━━━ PROVIDED RECORDS ━━━
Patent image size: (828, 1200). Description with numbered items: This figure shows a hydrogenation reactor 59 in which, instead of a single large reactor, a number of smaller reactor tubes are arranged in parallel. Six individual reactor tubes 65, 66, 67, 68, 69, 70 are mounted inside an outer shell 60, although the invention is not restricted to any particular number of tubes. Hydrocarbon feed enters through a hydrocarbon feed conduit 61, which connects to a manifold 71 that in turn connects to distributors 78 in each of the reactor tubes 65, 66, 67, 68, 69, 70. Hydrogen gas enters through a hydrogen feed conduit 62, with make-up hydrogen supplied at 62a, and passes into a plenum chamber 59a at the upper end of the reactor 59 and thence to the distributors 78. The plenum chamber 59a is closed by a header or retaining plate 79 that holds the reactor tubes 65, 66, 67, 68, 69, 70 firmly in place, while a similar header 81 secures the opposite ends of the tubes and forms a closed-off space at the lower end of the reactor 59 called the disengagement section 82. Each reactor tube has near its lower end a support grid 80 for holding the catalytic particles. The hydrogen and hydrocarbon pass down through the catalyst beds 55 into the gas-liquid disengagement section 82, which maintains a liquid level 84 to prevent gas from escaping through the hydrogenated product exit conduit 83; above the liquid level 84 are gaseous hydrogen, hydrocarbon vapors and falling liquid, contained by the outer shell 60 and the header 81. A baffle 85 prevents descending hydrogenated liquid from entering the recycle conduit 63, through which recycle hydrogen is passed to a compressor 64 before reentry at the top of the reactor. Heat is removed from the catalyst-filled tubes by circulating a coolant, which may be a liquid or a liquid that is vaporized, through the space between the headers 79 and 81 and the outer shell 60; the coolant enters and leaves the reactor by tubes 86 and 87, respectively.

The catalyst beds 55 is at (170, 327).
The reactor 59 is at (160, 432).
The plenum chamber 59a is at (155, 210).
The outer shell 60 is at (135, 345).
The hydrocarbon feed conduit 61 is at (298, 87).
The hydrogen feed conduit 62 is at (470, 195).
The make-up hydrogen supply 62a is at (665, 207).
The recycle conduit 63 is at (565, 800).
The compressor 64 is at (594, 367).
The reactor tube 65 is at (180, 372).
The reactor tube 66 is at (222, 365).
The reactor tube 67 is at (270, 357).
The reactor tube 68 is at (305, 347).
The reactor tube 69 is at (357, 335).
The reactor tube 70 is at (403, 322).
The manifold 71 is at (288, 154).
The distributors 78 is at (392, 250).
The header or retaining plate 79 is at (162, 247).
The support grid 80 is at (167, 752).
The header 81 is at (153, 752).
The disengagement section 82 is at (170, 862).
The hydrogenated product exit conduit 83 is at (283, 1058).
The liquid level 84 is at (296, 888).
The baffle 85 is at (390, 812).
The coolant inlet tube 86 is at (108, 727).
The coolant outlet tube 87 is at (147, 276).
━━━
- GOAL
Convert the lines above into a JSON array of strings, one string per line, skipping blank lines.

- EXERCISE RESULT
[
  "Patent image size: (828, 1200). Description with numbered items: This figure shows a hydrogenation reactor 59 in which, instead of a single large reactor, a number of smaller reactor tubes are arranged in parallel. Six individual reactor tubes 65, 66, 67, 68, 69, 70 are mounted inside an outer shell 60, although the invention is not restricted to any particular number of tubes. Hydrocarbon feed enters through a hydrocarbon feed conduit 61, which connects to a manifold 71 that in turn connects to distributors 78 in each of the reactor tubes 65, 66, 67, 68, 69, 70. Hydrogen gas enters through a hydrogen feed conduit 62, with make-up hydrogen supplied at 62a, and passes into a plenum chamber 59a at the upper end of the reactor 59 and thence to the distributors 78. The plenum chamber 59a is closed by a header or retaining plate 79 that holds the reactor tubes 65, 66, 67, 68, 69, 70 firmly in place, while a similar header 81 secures the opposite ends of the tubes and forms a closed-off space at the lower end of the reactor 59 called the disengagement section 82. Each reactor tube has near its lower end a support grid 80 for holding the catalytic particles. The hydrogen and hydrocarbon pass down through the catalyst beds 55 into the gas-liquid disengagement section 82, which maintains a liquid level 84 to prevent gas from escaping through the hydrogenated product exit conduit 83; above the liquid level 84 are gaseous hydrogen, hydrocarbon vapors and falling liquid, contained by the outer shell 60 and the header 81. A baffle 85 prevents descending hydrogenated liquid from entering the recycle conduit 63, through which recycle hydrogen is passed to a compressor 64 before reentry at the top of the reactor. Heat is removed from the catalyst-filled tubes by circulating a coolant, which may be a liquid or a liquid that is vaporized, through the space between the headers 79 and 81 and the outer shell 60; the coolant enters and leaves the reactor by tubes 86 and 87, respectively.",
  "The catalyst beds 55 is at (170, 327).",
  "The reactor 59 is at (160, 432).",
  "The plenum chamber 59a is at (155, 210).",
  "The outer shell 60 is at (135, 345).",
  "The hydrocarbon feed conduit 61 is at (298, 87).",
  "The hydrogen feed conduit 62 is at (470, 195).",
  "The make-up hydrogen supply 62a is at (665, 207).",
  "The recycle conduit 63 is at (565, 800).",
  "The compressor 64 is at (594, 367).",
  "The reactor tube 65 is at (180, 372).",
  "The reactor tube 66 is at (222, 365).",
  "The reactor tube 67 is at (270, 357).",
  "The reactor tube 68 is at (305, 347).",
  "The reactor tube 69 is at (357, 335).",
  "The reactor tube 70 is at (403, 322).",
  "The manifold 71 is at (288, 154).",
  "The distributors 78 is at (392, 250).",
  "The header or retaining plate 79 is at (162, 247).",
  "The support grid 80 is at (167, 752).",
  "The header 81 is at (153, 752).",
  "The disengagement section 82 is at (170, 862).",
  "The hydrogenated product exit conduit 83 is at (283, 1058).",
  "The liquid level 84 is at (296, 888).",
  "The baffle 85 is at (390, 812).",
  "The coolant inlet tube 86 is at (108, 727).",
  "The coolant outlet tube 87 is at (147, 276)."
]